#### Task objective:
Repeat the material in full. Keep every line exactly as it is.

## begin Material supplied

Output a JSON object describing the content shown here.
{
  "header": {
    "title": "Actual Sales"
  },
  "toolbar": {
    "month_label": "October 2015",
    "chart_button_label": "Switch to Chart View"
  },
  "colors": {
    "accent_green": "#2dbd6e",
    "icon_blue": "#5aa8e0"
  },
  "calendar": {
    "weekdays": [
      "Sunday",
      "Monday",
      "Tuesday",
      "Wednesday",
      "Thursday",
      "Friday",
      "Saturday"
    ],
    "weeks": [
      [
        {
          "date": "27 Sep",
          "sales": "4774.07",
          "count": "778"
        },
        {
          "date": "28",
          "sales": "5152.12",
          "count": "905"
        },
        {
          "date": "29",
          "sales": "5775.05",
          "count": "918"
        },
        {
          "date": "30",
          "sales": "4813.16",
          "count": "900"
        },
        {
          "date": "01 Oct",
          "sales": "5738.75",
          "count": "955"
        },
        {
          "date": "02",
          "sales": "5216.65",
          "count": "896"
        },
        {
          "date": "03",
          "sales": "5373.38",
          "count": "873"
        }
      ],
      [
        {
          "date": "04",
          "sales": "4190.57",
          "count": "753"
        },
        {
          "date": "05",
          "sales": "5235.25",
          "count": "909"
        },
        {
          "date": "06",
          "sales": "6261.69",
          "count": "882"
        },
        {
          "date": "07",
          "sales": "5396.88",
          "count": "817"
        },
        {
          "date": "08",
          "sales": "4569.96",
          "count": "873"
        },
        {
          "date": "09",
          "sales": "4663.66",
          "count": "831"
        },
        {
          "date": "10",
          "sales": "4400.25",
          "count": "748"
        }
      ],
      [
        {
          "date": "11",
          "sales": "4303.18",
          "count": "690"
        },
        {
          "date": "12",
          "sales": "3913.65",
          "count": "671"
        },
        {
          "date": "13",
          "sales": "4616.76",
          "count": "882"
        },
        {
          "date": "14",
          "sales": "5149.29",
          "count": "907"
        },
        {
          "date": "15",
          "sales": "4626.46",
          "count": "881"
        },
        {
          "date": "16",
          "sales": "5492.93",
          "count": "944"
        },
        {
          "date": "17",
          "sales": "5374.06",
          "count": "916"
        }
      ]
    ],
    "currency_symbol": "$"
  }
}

## end Material supplied

#### Solved exercise:
Output a JSON object describing the content shown here.
{
  "header": {
    "title": "Actual Sales"
  },
  "toolbar": {
    "month_label": "October 2015",
    "chart_button_label": "Switch to Chart View"
  },
  "colors": {
    "accent_green": "#2dbd6e",
    "icon_blue": "#5aa8e0"
  },
  "calendar": {
    "weekdays": [
      "Sunday",
      "Monday",
      "Tuesday",
      "Wednesday",
      "Thursday",
      "Friday",
      "Saturday"
    ],
    "weeks": [
      [
        {
          "date": "27 Sep",
          "sales": "4774.07",
          "count": "778"
        },
        {
          "date": "28",
          "sales": "5152.12",
          "count": "905"
        },
        {
          "date": "29",
          "sales": "5775.05",
          "count": "918"
        },
        {
          "date": "30",
          "sales": "4813.16",
          "count": "900"
        },
        {
          "date": "01 Oct",
          "sales": "5738.75",
          "count": "955"
        },
        {
          "date": "02",
          "sales": "5216.65",
          "count": "896"
        },
        {
          "date": "03",
          "sales": "5373.38",
          "count": "873"
        }
      ],
      [
        {
          "date": "04",
          "sales": "4190.57",
          "count": "753"
        },
        {
          "date": "05",
          "sales": "5235.25",
          "count": "909"
        },
        {
          "date": "06",
          "sales": "6261.69",
          "count": "882"
        },
        {
          "date": "07",
          "sales": "5396.88",
          "count": "817"
        },
        {
          "date": "08",
          "sales": "4569.96",
          "count": "873"
        },
        {
          "date": "09",
          "sales": "4663.66",
          "count": "831"
        },
        {
          "date": "10",
          "sales": "4400.25",
          "count": "748"
        }
      ],
      [
        {
          "date": "11",
          "sales": "4303.18",
          "count": "690"
        },
        {
          "date": "12",
          "sales": "3913.65",
          "count": "671"
        },
        {
          "date": "13",
          "sales": "4616.76",
          "count": "882"
        },
        {
          "date": "14",
          "sales": "5149.29",
          "count": "907"
        },
        {
          "date": "15",
          "sales": "4626.46",
          "count": "881"
        },
        {
          "date": "16",
          "sales": "5492.93",
          "count": "944"
        },
        {
          "date": "17",
          "sales": "5374.06",
          "count": "916"
        }
      ]
    ],
    "currency_symbol": "$"
  }
}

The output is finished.